Raw records:
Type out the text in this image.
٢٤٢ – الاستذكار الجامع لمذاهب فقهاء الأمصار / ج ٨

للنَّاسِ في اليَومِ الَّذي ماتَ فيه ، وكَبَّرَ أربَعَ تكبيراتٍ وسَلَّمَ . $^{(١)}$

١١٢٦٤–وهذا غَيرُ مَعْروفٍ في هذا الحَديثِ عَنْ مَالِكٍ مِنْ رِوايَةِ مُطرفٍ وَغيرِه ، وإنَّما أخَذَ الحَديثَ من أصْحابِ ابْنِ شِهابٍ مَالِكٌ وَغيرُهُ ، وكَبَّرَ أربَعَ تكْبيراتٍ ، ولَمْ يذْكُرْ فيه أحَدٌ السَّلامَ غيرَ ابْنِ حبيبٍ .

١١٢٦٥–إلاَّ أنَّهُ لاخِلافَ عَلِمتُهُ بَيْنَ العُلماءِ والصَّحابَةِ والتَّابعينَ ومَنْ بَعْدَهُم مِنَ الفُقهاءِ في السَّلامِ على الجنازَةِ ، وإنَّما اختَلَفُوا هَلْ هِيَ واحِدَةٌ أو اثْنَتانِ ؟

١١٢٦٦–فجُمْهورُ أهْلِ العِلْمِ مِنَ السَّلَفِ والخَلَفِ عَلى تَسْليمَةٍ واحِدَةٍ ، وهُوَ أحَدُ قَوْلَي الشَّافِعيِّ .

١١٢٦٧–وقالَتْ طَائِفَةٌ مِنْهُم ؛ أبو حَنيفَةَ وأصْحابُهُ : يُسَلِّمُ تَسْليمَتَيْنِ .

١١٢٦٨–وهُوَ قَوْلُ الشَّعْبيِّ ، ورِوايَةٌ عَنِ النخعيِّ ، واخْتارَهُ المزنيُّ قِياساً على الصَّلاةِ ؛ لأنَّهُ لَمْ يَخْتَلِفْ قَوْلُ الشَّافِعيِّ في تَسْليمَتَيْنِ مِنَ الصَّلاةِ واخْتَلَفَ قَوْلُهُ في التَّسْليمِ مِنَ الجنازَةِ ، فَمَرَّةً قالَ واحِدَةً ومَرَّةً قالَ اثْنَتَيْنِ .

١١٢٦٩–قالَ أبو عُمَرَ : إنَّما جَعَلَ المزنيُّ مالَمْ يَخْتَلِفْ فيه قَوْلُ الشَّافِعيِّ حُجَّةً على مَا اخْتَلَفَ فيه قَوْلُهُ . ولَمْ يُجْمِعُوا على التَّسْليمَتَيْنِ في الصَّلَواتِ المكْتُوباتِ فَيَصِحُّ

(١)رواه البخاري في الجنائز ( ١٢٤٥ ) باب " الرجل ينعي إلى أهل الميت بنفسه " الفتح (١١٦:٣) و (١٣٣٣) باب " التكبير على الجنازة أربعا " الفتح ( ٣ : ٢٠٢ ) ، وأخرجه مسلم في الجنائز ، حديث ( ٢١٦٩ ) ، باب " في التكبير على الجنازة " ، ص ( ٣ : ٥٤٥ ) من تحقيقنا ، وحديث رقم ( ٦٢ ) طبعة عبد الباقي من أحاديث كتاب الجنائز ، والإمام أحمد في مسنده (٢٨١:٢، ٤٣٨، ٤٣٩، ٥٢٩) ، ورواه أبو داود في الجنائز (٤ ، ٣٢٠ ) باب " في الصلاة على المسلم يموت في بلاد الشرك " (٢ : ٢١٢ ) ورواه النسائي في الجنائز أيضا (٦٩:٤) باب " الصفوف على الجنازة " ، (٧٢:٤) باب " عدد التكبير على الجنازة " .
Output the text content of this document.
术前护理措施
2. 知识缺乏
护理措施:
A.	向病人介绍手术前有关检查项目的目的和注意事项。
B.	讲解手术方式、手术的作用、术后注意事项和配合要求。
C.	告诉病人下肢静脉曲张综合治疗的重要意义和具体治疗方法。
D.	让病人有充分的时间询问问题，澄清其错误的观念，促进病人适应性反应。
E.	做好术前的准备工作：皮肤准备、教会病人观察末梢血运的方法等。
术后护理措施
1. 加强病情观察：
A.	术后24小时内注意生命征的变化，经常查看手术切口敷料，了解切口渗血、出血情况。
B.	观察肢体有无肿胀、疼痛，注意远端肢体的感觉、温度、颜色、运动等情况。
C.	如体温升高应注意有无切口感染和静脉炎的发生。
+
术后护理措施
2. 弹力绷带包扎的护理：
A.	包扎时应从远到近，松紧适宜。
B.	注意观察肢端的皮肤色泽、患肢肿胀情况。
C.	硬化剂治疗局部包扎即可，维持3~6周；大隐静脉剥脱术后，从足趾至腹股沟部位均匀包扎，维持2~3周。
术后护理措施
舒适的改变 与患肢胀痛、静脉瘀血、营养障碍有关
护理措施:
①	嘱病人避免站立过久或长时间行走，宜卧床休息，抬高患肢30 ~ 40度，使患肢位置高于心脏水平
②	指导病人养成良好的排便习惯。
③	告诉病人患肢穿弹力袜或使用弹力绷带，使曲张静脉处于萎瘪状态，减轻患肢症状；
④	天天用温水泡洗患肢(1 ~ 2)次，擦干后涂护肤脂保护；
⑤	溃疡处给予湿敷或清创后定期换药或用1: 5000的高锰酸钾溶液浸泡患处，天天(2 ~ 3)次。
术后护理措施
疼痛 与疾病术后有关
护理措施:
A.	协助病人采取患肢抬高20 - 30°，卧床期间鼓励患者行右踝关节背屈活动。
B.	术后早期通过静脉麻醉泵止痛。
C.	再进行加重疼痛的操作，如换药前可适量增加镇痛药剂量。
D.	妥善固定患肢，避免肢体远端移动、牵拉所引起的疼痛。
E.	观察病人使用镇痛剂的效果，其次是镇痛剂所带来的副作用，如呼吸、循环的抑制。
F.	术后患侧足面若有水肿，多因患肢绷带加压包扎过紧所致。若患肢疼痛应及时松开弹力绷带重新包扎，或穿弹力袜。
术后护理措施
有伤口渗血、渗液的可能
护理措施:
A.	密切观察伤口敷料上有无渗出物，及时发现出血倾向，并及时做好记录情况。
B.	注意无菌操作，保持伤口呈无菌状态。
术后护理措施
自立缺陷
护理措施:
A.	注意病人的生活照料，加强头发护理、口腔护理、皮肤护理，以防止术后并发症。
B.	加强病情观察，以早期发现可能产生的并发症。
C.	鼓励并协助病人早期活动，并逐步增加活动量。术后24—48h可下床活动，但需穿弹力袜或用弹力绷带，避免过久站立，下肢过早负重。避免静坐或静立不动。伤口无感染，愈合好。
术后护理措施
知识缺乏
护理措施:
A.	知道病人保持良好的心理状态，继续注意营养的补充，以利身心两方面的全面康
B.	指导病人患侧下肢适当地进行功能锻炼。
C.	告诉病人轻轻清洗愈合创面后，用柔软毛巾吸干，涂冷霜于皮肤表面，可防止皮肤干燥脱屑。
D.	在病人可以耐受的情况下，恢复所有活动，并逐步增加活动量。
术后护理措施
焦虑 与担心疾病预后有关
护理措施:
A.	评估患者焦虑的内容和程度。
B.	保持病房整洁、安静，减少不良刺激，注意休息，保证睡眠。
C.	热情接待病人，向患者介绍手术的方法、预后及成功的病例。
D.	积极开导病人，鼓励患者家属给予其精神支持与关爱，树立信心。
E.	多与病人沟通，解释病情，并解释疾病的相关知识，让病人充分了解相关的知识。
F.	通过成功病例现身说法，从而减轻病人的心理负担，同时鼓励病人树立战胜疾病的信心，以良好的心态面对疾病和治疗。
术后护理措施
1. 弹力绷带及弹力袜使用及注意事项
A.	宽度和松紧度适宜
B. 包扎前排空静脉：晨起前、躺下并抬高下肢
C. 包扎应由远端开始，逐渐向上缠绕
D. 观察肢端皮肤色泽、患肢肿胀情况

Instructions to follow: Pull every line containing "المزني" out of the records.

Finished answer:
١١٢٦٨–وهُوَ قَوْلُ الشَّعْبيِّ ، ورِوايَةٌ عَنِ النخعيِّ ، واخْتارَهُ المزنيُّ قِياساً على الصَّلاةِ ؛ لأنَّهُ لَمْ يَخْتَلِفْ قَوْلُ الشَّافِعيِّ في تَسْليمَتَيْنِ مِنَ الصَّلاةِ واخْتَلَفَ قَوْلُهُ في التَّسْليمِ مِنَ الجنازَةِ ، فَمَرَّةً قالَ واحِدَةً ومَرَّةً قالَ اثْنَتَيْنِ .
١١٢٦٩–قالَ أبو عُمَرَ : إنَّما جَعَلَ المزنيُّ مالَمْ يَخْتَلِفْ فيه قَوْلُ الشَّافِعيِّ حُجَّةً على مَا اخْتَلَفَ فيه قَوْلُهُ . ولَمْ يُجْمِعُوا على التَّسْليمَتَيْنِ في الصَّلَواتِ المكْتُوباتِ فَيَصِحُّ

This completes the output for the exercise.